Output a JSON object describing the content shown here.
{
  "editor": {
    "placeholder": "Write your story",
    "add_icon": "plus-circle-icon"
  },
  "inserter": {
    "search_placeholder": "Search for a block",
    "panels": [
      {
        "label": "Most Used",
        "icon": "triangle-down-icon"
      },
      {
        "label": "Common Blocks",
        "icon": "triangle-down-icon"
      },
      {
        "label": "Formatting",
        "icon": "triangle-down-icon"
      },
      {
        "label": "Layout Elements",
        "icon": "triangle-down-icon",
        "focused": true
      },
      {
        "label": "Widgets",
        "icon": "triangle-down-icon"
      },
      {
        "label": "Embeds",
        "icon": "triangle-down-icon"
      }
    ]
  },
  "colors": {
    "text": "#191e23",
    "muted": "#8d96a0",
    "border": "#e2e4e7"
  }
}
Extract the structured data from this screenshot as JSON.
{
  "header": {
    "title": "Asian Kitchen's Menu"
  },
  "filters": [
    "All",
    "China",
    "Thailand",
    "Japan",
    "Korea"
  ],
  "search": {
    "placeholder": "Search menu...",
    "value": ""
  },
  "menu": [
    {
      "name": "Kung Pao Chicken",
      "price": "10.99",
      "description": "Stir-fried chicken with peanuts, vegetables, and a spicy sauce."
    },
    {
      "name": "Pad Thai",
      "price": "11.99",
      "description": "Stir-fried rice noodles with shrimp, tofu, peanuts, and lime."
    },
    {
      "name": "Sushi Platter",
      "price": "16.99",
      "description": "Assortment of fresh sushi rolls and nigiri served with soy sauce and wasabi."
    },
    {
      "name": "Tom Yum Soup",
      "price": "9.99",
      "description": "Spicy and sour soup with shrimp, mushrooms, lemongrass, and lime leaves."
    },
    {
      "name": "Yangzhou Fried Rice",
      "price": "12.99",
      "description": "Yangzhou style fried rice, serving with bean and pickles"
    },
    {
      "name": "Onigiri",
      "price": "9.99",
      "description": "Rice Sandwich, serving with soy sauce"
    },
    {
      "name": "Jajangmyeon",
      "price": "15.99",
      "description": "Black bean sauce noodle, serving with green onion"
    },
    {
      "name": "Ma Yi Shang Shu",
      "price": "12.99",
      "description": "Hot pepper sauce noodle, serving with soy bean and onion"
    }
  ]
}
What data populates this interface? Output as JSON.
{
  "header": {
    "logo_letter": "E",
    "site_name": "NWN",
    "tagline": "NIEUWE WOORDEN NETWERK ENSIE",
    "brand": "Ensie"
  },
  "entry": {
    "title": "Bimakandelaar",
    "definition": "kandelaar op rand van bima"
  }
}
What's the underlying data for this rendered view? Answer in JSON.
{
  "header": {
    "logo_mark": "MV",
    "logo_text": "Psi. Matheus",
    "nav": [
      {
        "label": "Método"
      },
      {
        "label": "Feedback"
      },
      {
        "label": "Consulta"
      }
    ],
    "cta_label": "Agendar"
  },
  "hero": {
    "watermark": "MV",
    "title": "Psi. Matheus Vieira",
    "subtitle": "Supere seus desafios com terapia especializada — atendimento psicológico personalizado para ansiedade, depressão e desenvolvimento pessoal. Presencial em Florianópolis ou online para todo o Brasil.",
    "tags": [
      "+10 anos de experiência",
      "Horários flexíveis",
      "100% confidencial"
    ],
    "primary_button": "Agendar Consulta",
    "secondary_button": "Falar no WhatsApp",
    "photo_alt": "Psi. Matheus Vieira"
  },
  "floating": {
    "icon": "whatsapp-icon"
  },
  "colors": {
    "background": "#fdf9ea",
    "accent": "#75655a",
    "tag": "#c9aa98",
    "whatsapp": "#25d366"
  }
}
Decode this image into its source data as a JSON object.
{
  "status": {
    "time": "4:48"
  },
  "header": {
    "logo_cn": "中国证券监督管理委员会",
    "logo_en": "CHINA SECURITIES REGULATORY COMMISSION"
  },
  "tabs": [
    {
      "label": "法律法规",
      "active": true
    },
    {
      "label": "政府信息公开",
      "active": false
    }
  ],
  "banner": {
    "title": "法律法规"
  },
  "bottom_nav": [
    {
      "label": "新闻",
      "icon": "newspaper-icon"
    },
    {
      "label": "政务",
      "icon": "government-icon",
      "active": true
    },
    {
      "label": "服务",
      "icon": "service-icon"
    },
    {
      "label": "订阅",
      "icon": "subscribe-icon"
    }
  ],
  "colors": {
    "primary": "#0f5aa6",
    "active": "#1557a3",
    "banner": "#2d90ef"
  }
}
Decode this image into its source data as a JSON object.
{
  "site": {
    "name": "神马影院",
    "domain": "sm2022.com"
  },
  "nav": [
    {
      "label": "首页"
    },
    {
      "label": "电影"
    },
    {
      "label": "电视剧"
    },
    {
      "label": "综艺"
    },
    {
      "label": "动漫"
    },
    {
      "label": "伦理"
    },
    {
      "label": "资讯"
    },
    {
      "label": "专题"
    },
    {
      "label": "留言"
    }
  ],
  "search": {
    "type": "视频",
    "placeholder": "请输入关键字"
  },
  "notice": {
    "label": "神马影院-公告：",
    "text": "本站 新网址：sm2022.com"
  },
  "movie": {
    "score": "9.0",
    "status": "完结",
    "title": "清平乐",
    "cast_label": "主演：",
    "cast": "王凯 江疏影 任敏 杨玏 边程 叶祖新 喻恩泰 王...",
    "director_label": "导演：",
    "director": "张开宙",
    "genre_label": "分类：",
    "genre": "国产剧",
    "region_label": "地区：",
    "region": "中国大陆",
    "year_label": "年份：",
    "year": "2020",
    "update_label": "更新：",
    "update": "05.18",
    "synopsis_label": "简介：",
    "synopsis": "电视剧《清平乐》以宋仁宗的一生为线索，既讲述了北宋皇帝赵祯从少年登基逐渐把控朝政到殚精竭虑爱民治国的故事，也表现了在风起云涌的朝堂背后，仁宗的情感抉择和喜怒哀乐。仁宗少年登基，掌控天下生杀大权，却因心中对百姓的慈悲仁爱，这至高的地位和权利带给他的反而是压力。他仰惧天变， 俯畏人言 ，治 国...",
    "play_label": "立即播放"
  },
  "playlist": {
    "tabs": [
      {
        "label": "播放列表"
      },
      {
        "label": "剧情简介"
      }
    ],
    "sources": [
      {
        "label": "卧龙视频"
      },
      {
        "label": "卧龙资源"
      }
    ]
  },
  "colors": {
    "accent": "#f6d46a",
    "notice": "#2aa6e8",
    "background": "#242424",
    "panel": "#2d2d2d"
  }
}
● ● ● ● ● ● ●
▸ **Your goal**
Filter for "data". Return all lines that hold it.

▸ **Response to the exercise**
Extract the structured data from this screenshot as JSON.
What data populates this interface? Output as JSON.
What's the underlying data for this rendered view? Answer in JSON.
Decode this image into its source data as a JSON object.
Decode this image into its source data as a JSON object.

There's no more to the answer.